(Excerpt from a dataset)
= = = =

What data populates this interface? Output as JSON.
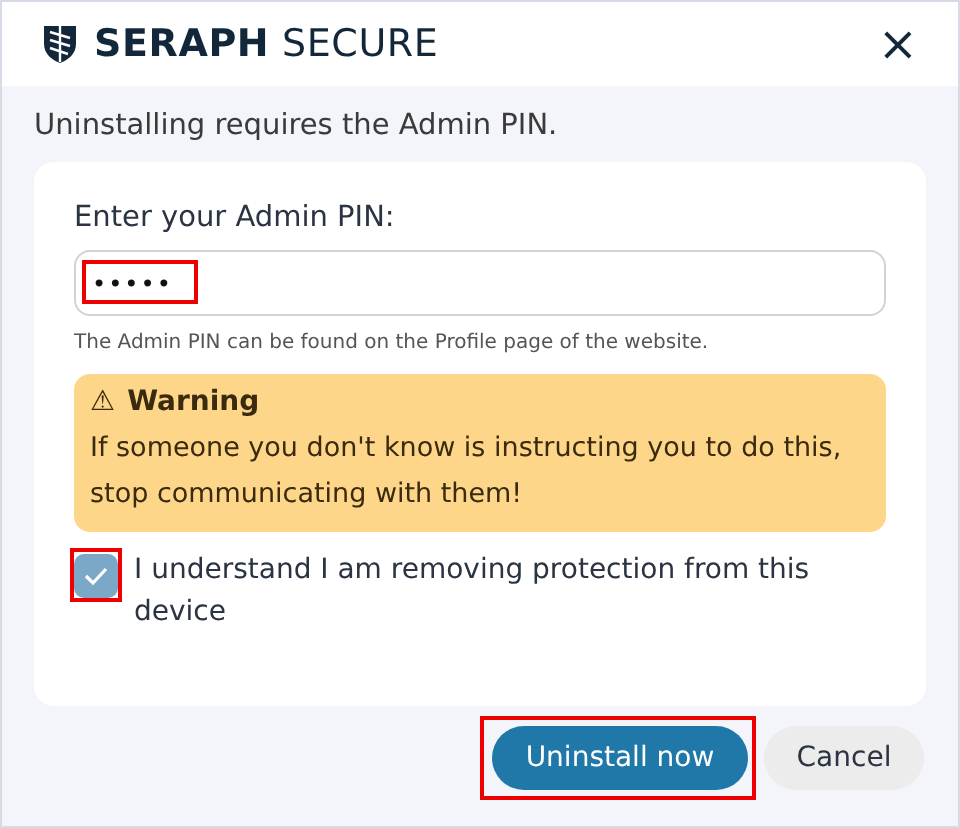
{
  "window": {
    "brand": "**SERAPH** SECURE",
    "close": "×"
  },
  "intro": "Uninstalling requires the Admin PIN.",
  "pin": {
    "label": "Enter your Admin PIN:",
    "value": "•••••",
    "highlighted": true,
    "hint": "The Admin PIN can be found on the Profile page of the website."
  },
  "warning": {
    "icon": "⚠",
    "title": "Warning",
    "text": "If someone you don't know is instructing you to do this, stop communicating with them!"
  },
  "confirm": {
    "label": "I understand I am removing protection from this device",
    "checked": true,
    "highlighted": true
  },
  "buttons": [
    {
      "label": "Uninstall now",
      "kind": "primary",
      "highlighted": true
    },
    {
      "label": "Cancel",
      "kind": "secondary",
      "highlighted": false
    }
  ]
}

= = = =

- _Stated problem_:
Every line above should be returned exactly; the pictures stay out.

- _The answer_:
What data populates this interface? Output as JSON.
{
  "window": {
    "brand": "**SERAPH** SECURE",
    "close": "×"
  },
  "intro": "Uninstalling requires the Admin PIN.",
  "pin": {
    "label": "Enter your Admin PIN:",
    "value": "•••••",
    "highlighted": true,
    "hint": "The Admin PIN can be found on the Profile page of the website."
  },
  "warning": {
    "icon": "⚠",
    "title": "Warning",
    "text": "If someone you don't know is instructing you to do this, stop communicating with them!"
  },
  "confirm": {
    "label": "I understand I am removing protection from this device",
    "checked": true,
    "highlighted": true
  },
  "buttons": [
    {
      "label": "Uninstall now",
      "kind": "primary",
      "highlighted": true
    },
    {
      "label": "Cancel",
      "kind": "secondary",
      "highlighted": false
    }
  ]
}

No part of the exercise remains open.